■ Exercise task
Restate each line of the listing exactly, without carrying over any pictures.

■ Records for this exercise
»»

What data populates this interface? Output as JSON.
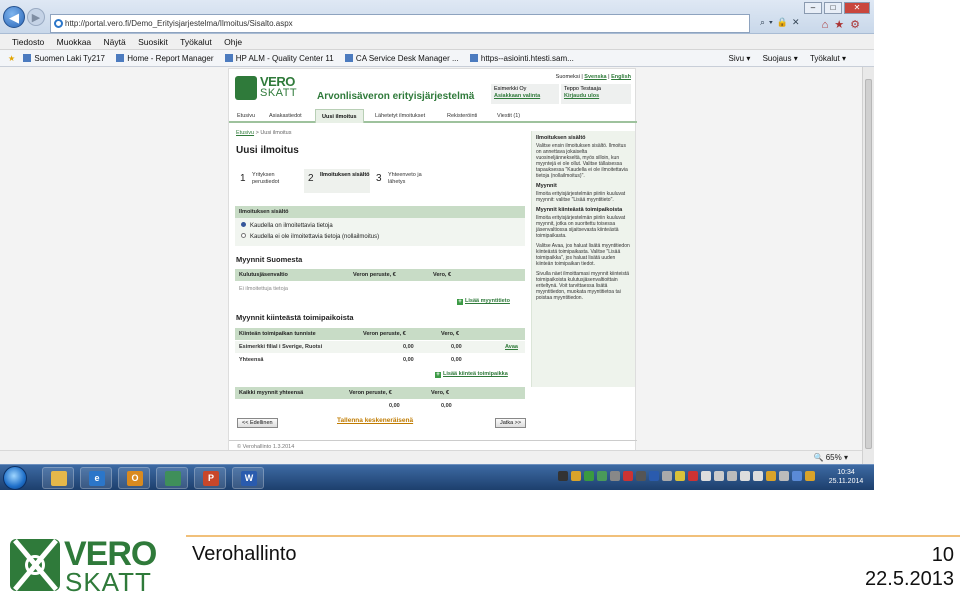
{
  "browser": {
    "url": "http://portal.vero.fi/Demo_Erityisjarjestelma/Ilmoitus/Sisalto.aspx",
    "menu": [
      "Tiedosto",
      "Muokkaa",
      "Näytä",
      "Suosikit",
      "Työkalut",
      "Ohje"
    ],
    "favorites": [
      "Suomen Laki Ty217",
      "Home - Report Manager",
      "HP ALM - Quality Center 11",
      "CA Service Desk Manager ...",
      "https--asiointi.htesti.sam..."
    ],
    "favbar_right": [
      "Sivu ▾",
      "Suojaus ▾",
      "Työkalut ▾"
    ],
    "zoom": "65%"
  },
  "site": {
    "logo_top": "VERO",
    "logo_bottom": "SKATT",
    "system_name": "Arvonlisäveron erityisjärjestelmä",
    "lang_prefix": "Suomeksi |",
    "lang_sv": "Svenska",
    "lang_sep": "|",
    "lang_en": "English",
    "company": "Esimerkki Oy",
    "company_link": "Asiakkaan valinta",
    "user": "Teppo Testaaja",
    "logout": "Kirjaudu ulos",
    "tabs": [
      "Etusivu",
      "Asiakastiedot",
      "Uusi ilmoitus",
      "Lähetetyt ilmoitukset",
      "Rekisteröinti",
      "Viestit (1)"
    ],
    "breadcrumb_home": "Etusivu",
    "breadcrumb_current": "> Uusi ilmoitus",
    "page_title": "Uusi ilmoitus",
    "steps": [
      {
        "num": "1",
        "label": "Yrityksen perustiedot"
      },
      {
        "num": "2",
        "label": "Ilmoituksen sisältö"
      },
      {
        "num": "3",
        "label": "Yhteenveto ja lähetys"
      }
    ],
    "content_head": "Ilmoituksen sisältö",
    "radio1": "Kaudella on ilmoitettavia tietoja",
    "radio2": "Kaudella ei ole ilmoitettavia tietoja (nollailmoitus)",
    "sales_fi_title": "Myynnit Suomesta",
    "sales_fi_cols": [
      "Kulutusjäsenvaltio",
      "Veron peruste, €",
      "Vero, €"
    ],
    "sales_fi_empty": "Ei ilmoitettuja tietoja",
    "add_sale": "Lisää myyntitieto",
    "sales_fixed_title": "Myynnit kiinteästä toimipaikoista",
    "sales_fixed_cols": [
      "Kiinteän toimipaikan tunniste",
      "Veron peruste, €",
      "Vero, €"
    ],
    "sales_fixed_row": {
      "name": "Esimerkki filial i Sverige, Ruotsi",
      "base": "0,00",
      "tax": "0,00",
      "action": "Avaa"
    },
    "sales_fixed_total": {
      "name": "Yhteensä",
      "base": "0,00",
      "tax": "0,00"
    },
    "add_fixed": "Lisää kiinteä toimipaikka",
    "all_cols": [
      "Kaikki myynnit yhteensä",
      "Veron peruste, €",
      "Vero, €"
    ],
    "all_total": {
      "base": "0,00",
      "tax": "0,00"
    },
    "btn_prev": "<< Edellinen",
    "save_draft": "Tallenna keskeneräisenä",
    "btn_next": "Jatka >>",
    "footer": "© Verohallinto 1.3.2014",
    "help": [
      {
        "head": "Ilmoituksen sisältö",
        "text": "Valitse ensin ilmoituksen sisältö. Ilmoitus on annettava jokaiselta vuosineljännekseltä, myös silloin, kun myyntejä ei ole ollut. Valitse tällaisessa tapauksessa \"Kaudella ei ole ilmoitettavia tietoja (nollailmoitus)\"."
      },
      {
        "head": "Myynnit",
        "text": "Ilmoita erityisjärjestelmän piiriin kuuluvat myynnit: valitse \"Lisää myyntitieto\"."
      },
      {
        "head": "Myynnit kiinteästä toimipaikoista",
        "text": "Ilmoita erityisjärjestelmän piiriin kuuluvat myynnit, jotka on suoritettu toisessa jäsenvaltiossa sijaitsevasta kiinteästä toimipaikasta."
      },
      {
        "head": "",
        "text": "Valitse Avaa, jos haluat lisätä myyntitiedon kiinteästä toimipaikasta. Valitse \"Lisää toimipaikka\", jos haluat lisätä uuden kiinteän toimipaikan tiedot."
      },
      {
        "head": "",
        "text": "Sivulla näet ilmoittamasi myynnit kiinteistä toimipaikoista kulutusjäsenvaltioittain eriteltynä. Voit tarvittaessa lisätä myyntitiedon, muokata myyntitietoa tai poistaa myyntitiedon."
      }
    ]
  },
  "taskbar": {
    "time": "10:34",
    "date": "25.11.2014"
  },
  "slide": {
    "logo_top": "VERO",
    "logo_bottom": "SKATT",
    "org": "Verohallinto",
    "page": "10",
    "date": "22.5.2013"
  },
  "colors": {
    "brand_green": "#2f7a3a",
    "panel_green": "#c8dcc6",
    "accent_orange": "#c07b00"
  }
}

««

■ Exercise response
What data populates this interface? Output as JSON.
{
  "browser": {
    "url": "http://portal.vero.fi/Demo_Erityisjarjestelma/Ilmoitus/Sisalto.aspx",
    "menu": [
      "Tiedosto",
      "Muokkaa",
      "Näytä",
      "Suosikit",
      "Työkalut",
      "Ohje"
    ],
    "favorites": [
      "Suomen Laki Ty217",
      "Home - Report Manager",
      "HP ALM - Quality Center 11",
      "CA Service Desk Manager ...",
      "https--asiointi.htesti.sam..."
    ],
    "favbar_right": [
      "Sivu ▾",
      "Suojaus ▾",
      "Työkalut ▾"
    ],
    "zoom": "65%"
  },
  "site": {
    "logo_top": "VERO",
    "logo_bottom": "SKATT",
    "system_name": "Arvonlisäveron erityisjärjestelmä",
    "lang_prefix": "Suomeksi |",
    "lang_sv": "Svenska",
    "lang_sep": "|",
    "lang_en": "English",
    "company": "Esimerkki Oy",
    "company_link": "Asiakkaan valinta",
    "user": "Teppo Testaaja",
    "logout": "Kirjaudu ulos",
    "tabs": [
      "Etusivu",
      "Asiakastiedot",
      "Uusi ilmoitus",
      "Lähetetyt ilmoitukset",
      "Rekisteröinti",
      "Viestit (1)"
    ],
    "breadcrumb_home": "Etusivu",
    "breadcrumb_current": "> Uusi ilmoitus",
    "page_title": "Uusi ilmoitus",
    "steps": [
      {
        "num": "1",
        "label": "Yrityksen perustiedot"
      },
      {
        "num": "2",
        "label": "Ilmoituksen sisältö"
      },
      {
        "num": "3",
        "label": "Yhteenveto ja lähetys"
      }
    ],
    "content_head": "Ilmoituksen sisältö",
    "radio1": "Kaudella on ilmoitettavia tietoja",
    "radio2": "Kaudella ei ole ilmoitettavia tietoja (nollailmoitus)",
    "sales_fi_title": "Myynnit Suomesta",
    "sales_fi_cols": [
      "Kulutusjäsenvaltio",
      "Veron peruste, €",
      "Vero, €"
    ],
    "sales_fi_empty": "Ei ilmoitettuja tietoja",
    "add_sale": "Lisää myyntitieto",
    "sales_fixed_title": "Myynnit kiinteästä toimipaikoista",
    "sales_fixed_cols": [
      "Kiinteän toimipaikan tunniste",
      "Veron peruste, €",
      "Vero, €"
    ],
    "sales_fixed_row": {
      "name": "Esimerkki filial i Sverige, Ruotsi",
      "base": "0,00",
      "tax": "0,00",
      "action": "Avaa"
    },
    "sales_fixed_total": {
      "name": "Yhteensä",
      "base": "0,00",
      "tax": "0,00"
    },
    "add_fixed": "Lisää kiinteä toimipaikka",
    "all_cols": [
      "Kaikki myynnit yhteensä",
      "Veron peruste, €",
      "Vero, €"
    ],
    "all_total": {
      "base": "0,00",
      "tax": "0,00"
    },
    "btn_prev": "<< Edellinen",
    "save_draft": "Tallenna keskeneräisenä",
    "btn_next": "Jatka >>",
    "footer": "© Verohallinto 1.3.2014",
    "help": [
      {
        "head": "Ilmoituksen sisältö",
        "text": "Valitse ensin ilmoituksen sisältö. Ilmoitus on annettava jokaiselta vuosineljännekseltä, myös silloin, kun myyntejä ei ole ollut. Valitse tällaisessa tapauksessa \"Kaudella ei ole ilmoitettavia tietoja (nollailmoitus)\"."
      },
      {
        "head": "Myynnit",
        "text": "Ilmoita erityisjärjestelmän piiriin kuuluvat myynnit: valitse \"Lisää myyntitieto\"."
      },
      {
        "head": "Myynnit kiinteästä toimipaikoista",
        "text": "Ilmoita erityisjärjestelmän piiriin kuuluvat myynnit, jotka on suoritettu toisessa jäsenvaltiossa sijaitsevasta kiinteästä toimipaikasta."
      },
      {
        "head": "",
        "text": "Valitse Avaa, jos haluat lisätä myyntitiedon kiinteästä toimipaikasta. Valitse \"Lisää toimipaikka\", jos haluat lisätä uuden kiinteän toimipaikan tiedot."
      },
      {
        "head": "",
        "text": "Sivulla näet ilmoittamasi myynnit kiinteistä toimipaikoista kulutusjäsenvaltioittain eriteltynä. Voit tarvittaessa lisätä myyntitiedon, muokata myyntitietoa tai poistaa myyntitiedon."
      }
    ]
  },
  "taskbar": {
    "time": "10:34",
    "date": "25.11.2014"
  },
  "slide": {
    "logo_top": "VERO",
    "logo_bottom": "SKATT",
    "org": "Verohallinto",
    "page": "10",
    "date": "22.5.2013"
  },
  "colors": {
    "brand_green": "#2f7a3a",
    "panel_green": "#c8dcc6",
    "accent_orange": "#c07b00"
  }
}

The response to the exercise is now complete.